● **WHAT THE EXERCISE ASKS**
Quote all entries exactly, leaving pictures aside.

[start]

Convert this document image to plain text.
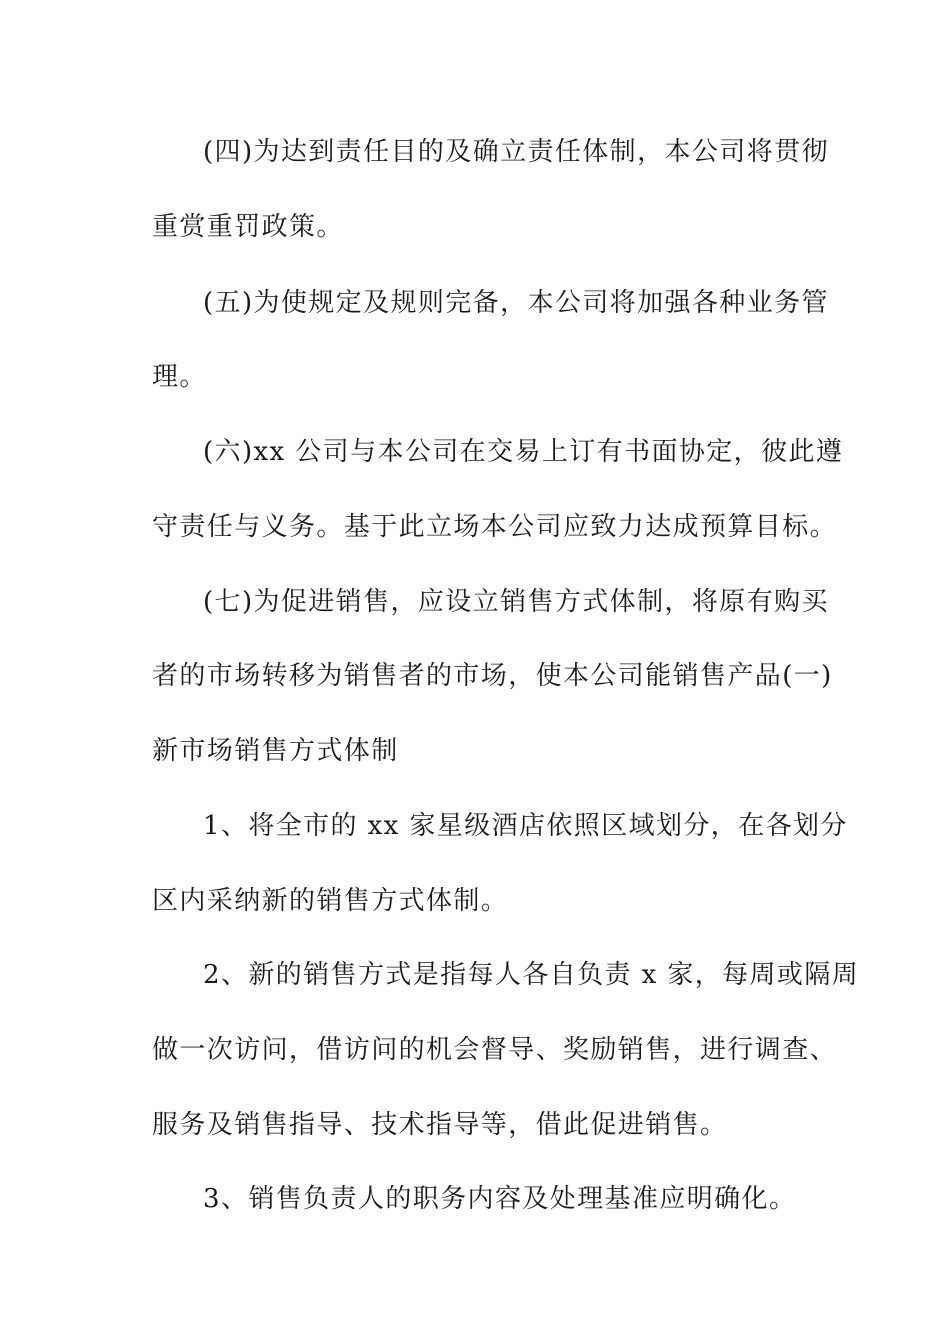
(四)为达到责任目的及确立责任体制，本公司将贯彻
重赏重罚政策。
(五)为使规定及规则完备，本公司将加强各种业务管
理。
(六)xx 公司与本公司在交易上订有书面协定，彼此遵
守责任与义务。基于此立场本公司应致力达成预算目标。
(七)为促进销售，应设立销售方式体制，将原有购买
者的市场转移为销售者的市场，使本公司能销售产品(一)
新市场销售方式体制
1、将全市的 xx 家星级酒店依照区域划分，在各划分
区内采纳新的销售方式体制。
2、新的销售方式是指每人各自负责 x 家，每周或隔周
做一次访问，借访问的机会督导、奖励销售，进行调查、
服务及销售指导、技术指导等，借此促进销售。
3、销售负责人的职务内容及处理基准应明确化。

[end]

● **ANSWER TO THIS EXERCISE**
Convert this document image to plain text.
(四)为达到责任目的及确立责任体制，本公司将贯彻
重赏重罚政策。
(五)为使规定及规则完备，本公司将加强各种业务管
理。
(六)xx 公司与本公司在交易上订有书面协定，彼此遵
守责任与义务。基于此立场本公司应致力达成预算目标。
(七)为促进销售，应设立销售方式体制，将原有购买
者的市场转移为销售者的市场，使本公司能销售产品(一)
新市场销售方式体制
1、将全市的 xx 家星级酒店依照区域划分，在各划分
区内采纳新的销售方式体制。
2、新的销售方式是指每人各自负责 x 家，每周或隔周
做一次访问，借访问的机会督导、奖励销售，进行调查、
服务及销售指导、技术指导等，借此促进销售。
3、销售负责人的职务内容及处理基准应明确化。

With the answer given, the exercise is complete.